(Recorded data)
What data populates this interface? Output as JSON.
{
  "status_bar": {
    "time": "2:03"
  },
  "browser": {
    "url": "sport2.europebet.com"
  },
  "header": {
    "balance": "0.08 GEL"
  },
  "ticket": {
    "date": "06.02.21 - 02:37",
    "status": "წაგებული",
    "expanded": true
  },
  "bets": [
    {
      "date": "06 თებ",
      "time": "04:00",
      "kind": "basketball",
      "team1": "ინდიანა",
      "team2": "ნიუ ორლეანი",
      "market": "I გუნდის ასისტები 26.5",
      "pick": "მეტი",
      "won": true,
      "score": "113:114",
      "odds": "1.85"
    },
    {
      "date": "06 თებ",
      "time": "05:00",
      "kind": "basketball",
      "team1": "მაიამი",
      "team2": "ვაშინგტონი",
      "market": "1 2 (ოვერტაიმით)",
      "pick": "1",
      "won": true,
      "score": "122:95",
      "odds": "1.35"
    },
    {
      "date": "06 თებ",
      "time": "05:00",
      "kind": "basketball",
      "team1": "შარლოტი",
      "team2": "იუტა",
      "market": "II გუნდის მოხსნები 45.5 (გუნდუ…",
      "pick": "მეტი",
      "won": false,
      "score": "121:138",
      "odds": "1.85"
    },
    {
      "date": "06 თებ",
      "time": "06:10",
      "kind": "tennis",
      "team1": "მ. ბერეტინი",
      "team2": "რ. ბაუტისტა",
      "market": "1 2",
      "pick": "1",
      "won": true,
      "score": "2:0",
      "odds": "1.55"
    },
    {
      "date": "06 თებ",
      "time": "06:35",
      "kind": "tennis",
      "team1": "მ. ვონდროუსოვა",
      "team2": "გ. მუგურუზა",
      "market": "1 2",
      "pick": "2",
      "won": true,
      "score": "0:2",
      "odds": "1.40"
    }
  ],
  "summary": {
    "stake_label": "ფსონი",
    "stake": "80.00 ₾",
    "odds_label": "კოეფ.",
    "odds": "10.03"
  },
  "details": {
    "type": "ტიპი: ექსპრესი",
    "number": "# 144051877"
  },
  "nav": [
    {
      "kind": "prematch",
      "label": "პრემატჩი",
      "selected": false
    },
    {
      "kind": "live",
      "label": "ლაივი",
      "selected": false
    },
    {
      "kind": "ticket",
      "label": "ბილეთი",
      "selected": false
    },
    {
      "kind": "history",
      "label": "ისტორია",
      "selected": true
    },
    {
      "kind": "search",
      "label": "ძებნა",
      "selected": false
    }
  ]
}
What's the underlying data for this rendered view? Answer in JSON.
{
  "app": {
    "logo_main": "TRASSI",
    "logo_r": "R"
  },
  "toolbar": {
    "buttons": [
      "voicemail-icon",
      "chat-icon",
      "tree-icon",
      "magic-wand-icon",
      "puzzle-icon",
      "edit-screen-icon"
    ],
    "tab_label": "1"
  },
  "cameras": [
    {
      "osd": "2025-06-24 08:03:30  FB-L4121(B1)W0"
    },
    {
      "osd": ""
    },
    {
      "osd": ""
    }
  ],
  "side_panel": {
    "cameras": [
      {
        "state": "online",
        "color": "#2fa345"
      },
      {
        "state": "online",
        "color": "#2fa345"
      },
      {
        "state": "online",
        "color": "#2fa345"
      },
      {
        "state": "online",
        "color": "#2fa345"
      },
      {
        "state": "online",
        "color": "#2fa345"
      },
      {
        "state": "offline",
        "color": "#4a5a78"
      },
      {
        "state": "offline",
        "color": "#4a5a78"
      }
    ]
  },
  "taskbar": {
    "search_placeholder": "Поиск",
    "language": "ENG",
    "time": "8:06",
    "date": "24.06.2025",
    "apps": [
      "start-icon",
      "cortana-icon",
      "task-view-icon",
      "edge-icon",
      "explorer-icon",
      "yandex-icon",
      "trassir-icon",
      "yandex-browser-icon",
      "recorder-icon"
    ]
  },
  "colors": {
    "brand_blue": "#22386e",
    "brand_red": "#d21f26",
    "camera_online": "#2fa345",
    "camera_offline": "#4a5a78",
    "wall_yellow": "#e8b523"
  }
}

▶ _What is being asked_: Retype every entry above, word for word.

▶ _Full solution_:
What data populates this interface? Output as JSON.
{
  "status_bar": {
    "time": "2:03"
  },
  "browser": {
    "url": "sport2.europebet.com"
  },
  "header": {
    "balance": "0.08 GEL"
  },
  "ticket": {
    "date": "06.02.21 - 02:37",
    "status": "წაგებული",
    "expanded": true
  },
  "bets": [
    {
      "date": "06 თებ",
      "time": "04:00",
      "kind": "basketball",
      "team1": "ინდიანა",
      "team2": "ნიუ ორლეანი",
      "market": "I გუნდის ასისტები 26.5",
      "pick": "მეტი",
      "won": true,
      "score": "113:114",
      "odds": "1.85"
    },
    {
      "date": "06 თებ",
      "time": "05:00",
      "kind": "basketball",
      "team1": "მაიამი",
      "team2": "ვაშინგტონი",
      "market": "1 2 (ოვერტაიმით)",
      "pick": "1",
      "won": true,
      "score": "122:95",
      "odds": "1.35"
    },
    {
      "date": "06 თებ",
      "time": "05:00",
      "kind": "basketball",
      "team1": "შარლოტი",
      "team2": "იუტა",
      "market": "II გუნდის მოხსნები 45.5 (გუნდუ…",
      "pick": "მეტი",
      "won": false,
      "score": "121:138",
      "odds": "1.85"
    },
    {
      "date": "06 თებ",
      "time": "06:10",
      "kind": "tennis",
      "team1": "მ. ბერეტინი",
      "team2": "რ. ბაუტისტა",
      "market": "1 2",
      "pick": "1",
      "won": true,
      "score": "2:0",
      "odds": "1.55"
    },
    {
      "date": "06 თებ",
      "time": "06:35",
      "kind": "tennis",
      "team1": "მ. ვონდროუსოვა",
      "team2": "გ. მუგურუზა",
      "market": "1 2",
      "pick": "2",
      "won": true,
      "score": "0:2",
      "odds": "1.40"
    }
  ],
  "summary": {
    "stake_label": "ფსონი",
    "stake": "80.00 ₾",
    "odds_label": "კოეფ.",
    "odds": "10.03"
  },
  "details": {
    "type": "ტიპი: ექსპრესი",
    "number": "# 144051877"
  },
  "nav": [
    {
      "kind": "prematch",
      "label": "პრემატჩი",
      "selected": false
    },
    {
      "kind": "live",
      "label": "ლაივი",
      "selected": false
    },
    {
      "kind": "ticket",
      "label": "ბილეთი",
      "selected": false
    },
    {
      "kind": "history",
      "label": "ისტორია",
      "selected": true
    },
    {
      "kind": "search",
      "label": "ძებნა",
      "selected": false
    }
  ]
}
What's the underlying data for this rendered view? Answer in JSON.
{
  "app": {
    "logo_main": "TRASSI",
    "logo_r": "R"
  },
  "toolbar": {
    "buttons": [
      "voicemail-icon",
      "chat-icon",
      "tree-icon",
      "magic-wand-icon",
      "puzzle-icon",
      "edit-screen-icon"
    ],
    "tab_label": "1"
  },
  "cameras": [
    {
      "osd": "2025-06-24 08:03:30  FB-L4121(B1)W0"
    },
    {
      "osd": ""
    },
    {
      "osd": ""
    }
  ],
  "side_panel": {
    "cameras": [
      {
        "state": "online",
        "color": "#2fa345"
      },
      {
        "state": "online",
        "color": "#2fa345"
      },
      {
        "state": "online",
        "color": "#2fa345"
      },
      {
        "state": "online",
        "color": "#2fa345"
      },
      {
        "state": "online",
        "color": "#2fa345"
      },
      {
        "state": "offline",
        "color": "#4a5a78"
      },
      {
        "state": "offline",
        "color": "#4a5a78"
      }
    ]
  },
  "taskbar": {
    "search_placeholder": "Поиск",
    "language": "ENG",
    "time": "8:06",
    "date": "24.06.2025",
    "apps": [
      "start-icon",
      "cortana-icon",
      "task-view-icon",
      "edge-icon",
      "explorer-icon",
      "yandex-icon",
      "trassir-icon",
      "yandex-browser-icon",
      "recorder-icon"
    ]
  },
  "colors": {
    "brand_blue": "#22386e",
    "brand_red": "#d21f26",
    "camera_online": "#2fa345",
    "camera_offline": "#4a5a78",
    "wall_yellow": "#e8b523"
  }
}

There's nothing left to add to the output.